Objective: Locate the lines that hold the string "commentary". Copy every such line.

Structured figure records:
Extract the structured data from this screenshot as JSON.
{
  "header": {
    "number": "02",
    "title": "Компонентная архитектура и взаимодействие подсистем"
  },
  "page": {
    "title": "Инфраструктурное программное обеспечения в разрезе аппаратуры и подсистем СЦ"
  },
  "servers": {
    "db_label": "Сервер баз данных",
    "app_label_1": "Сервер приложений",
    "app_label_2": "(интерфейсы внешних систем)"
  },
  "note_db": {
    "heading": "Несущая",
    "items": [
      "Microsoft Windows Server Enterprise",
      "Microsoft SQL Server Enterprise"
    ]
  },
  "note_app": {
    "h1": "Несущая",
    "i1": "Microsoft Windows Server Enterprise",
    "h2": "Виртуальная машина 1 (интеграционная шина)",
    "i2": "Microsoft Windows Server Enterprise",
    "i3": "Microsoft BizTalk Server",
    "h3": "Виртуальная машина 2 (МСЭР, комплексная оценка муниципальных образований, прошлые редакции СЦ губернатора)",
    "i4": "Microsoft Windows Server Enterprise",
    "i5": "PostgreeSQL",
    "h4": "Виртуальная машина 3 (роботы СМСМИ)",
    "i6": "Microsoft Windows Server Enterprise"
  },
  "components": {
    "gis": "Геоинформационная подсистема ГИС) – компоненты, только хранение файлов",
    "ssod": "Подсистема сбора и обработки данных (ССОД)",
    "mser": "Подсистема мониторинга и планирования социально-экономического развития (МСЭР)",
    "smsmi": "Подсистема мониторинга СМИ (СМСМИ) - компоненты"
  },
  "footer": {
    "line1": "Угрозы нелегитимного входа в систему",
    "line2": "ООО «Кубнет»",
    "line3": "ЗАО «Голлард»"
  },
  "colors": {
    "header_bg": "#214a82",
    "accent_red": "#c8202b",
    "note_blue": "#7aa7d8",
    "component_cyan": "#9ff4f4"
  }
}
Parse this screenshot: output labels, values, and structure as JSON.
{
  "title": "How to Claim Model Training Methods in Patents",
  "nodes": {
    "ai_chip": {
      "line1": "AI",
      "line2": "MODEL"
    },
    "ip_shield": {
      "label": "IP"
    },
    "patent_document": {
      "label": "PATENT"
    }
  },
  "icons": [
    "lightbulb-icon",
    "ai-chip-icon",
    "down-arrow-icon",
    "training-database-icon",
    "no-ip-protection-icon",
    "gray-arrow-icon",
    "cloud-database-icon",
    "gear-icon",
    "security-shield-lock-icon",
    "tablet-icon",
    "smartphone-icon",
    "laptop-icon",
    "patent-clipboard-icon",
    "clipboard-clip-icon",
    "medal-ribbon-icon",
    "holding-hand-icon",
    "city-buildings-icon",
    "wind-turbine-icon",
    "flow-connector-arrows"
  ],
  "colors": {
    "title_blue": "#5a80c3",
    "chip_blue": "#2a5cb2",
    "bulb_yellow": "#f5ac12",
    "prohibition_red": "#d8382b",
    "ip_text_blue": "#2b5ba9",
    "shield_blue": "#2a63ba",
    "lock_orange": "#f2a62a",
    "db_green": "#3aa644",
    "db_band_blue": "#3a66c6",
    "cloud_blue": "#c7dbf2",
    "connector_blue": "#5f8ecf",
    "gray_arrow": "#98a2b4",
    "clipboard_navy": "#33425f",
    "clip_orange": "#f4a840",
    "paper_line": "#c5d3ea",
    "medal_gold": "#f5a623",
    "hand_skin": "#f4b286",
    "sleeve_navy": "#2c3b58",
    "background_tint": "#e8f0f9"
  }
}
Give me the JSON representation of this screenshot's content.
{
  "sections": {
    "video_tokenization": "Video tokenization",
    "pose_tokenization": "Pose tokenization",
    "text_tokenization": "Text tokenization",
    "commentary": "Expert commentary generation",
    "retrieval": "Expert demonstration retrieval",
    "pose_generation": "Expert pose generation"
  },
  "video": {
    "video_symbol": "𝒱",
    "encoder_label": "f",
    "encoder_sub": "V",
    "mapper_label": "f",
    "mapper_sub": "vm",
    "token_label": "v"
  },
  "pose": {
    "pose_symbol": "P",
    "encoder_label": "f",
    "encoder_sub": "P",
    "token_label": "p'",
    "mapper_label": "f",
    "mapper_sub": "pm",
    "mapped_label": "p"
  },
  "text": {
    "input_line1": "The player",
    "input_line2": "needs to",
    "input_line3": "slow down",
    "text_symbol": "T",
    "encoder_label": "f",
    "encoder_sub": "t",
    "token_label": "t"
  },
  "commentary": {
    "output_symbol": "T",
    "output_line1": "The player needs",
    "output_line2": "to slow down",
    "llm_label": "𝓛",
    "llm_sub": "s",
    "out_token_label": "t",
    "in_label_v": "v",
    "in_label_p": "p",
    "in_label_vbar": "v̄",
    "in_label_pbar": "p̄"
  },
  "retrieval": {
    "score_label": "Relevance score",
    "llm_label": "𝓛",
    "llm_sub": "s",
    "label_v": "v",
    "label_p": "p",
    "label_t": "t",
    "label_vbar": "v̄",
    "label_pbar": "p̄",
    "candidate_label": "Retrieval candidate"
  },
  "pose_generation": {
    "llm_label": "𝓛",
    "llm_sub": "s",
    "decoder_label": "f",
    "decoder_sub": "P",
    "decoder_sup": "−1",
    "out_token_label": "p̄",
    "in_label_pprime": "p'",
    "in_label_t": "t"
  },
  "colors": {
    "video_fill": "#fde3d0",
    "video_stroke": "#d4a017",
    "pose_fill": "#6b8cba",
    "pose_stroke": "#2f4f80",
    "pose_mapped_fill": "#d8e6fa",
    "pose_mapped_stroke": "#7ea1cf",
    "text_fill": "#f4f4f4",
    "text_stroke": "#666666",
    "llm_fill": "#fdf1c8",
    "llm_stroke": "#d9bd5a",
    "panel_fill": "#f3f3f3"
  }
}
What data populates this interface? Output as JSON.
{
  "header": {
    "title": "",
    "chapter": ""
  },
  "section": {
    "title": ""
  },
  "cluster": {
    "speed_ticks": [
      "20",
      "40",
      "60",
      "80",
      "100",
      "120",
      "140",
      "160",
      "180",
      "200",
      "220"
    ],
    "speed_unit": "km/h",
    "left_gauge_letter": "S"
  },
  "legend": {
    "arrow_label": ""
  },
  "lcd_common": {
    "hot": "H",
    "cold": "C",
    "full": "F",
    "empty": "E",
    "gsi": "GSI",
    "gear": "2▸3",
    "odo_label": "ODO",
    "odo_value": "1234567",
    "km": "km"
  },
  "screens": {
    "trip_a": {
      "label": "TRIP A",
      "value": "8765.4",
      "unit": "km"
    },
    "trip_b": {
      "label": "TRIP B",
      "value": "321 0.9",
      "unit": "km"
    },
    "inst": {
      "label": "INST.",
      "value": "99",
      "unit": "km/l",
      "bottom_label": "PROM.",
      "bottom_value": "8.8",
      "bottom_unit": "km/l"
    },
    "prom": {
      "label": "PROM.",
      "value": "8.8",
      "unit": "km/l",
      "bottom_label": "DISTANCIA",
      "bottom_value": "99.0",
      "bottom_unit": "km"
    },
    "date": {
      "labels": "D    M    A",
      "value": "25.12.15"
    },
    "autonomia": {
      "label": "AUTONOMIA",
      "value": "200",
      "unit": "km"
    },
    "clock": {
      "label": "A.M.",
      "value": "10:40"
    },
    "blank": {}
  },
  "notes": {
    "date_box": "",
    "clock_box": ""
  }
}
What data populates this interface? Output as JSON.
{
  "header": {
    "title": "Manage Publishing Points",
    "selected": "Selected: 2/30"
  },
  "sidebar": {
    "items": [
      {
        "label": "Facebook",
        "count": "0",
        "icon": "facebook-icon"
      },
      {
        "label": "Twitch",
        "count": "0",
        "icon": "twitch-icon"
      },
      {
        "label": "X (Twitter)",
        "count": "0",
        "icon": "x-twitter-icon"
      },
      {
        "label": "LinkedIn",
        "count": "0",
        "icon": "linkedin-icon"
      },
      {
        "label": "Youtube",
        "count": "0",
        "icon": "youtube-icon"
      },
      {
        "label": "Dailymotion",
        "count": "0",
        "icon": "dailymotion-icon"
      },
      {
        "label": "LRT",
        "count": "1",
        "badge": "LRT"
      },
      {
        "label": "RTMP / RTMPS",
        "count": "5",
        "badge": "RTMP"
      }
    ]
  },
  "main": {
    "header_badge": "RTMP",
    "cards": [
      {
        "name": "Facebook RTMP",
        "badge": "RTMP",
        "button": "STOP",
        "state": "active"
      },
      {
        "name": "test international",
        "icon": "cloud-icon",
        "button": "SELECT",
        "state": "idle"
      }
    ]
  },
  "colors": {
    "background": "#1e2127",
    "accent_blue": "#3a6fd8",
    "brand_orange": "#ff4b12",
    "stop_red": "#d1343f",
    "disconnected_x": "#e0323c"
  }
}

Solution for this task:
    "commentary": "Expert commentary generation",
  "commentary": {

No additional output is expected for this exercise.